— start of Extracted material —

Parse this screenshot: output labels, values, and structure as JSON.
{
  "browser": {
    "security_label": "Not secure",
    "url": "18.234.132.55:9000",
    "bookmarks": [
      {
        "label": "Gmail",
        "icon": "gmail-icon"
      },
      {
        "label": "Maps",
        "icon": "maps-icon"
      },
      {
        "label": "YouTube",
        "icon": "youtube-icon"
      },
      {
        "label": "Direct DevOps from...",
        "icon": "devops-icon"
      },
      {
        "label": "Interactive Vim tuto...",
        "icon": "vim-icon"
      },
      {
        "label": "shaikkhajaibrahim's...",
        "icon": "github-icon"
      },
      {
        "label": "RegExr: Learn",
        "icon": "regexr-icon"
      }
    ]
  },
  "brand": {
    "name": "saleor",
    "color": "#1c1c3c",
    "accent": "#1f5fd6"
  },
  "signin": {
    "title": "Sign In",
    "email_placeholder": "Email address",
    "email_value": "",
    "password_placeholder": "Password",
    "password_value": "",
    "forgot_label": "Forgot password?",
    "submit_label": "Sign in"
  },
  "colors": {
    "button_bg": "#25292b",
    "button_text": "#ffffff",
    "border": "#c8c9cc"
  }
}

— end of Extracted material —

Set down the material above again, word for word.

Answer for the task:
Parse this screenshot: output labels, values, and structure as JSON.
{
  "browser": {
    "security_label": "Not secure",
    "url": "18.234.132.55:9000",
    "bookmarks": [
      {
        "label": "Gmail",
        "icon": "gmail-icon"
      },
      {
        "label": "Maps",
        "icon": "maps-icon"
      },
      {
        "label": "YouTube",
        "icon": "youtube-icon"
      },
      {
        "label": "Direct DevOps from...",
        "icon": "devops-icon"
      },
      {
        "label": "Interactive Vim tuto...",
        "icon": "vim-icon"
      },
      {
        "label": "shaikkhajaibrahim's...",
        "icon": "github-icon"
      },
      {
        "label": "RegExr: Learn",
        "icon": "regexr-icon"
      }
    ]
  },
  "brand": {
    "name": "saleor",
    "color": "#1c1c3c",
    "accent": "#1f5fd6"
  },
  "signin": {
    "title": "Sign In",
    "email_placeholder": "Email address",
    "email_value": "",
    "password_placeholder": "Password",
    "password_value": "",
    "forgot_label": "Forgot password?",
    "submit_label": "Sign in"
  },
  "colors": {
    "button_bg": "#25292b",
    "button_text": "#ffffff",
    "border": "#c8c9cc"
  }
}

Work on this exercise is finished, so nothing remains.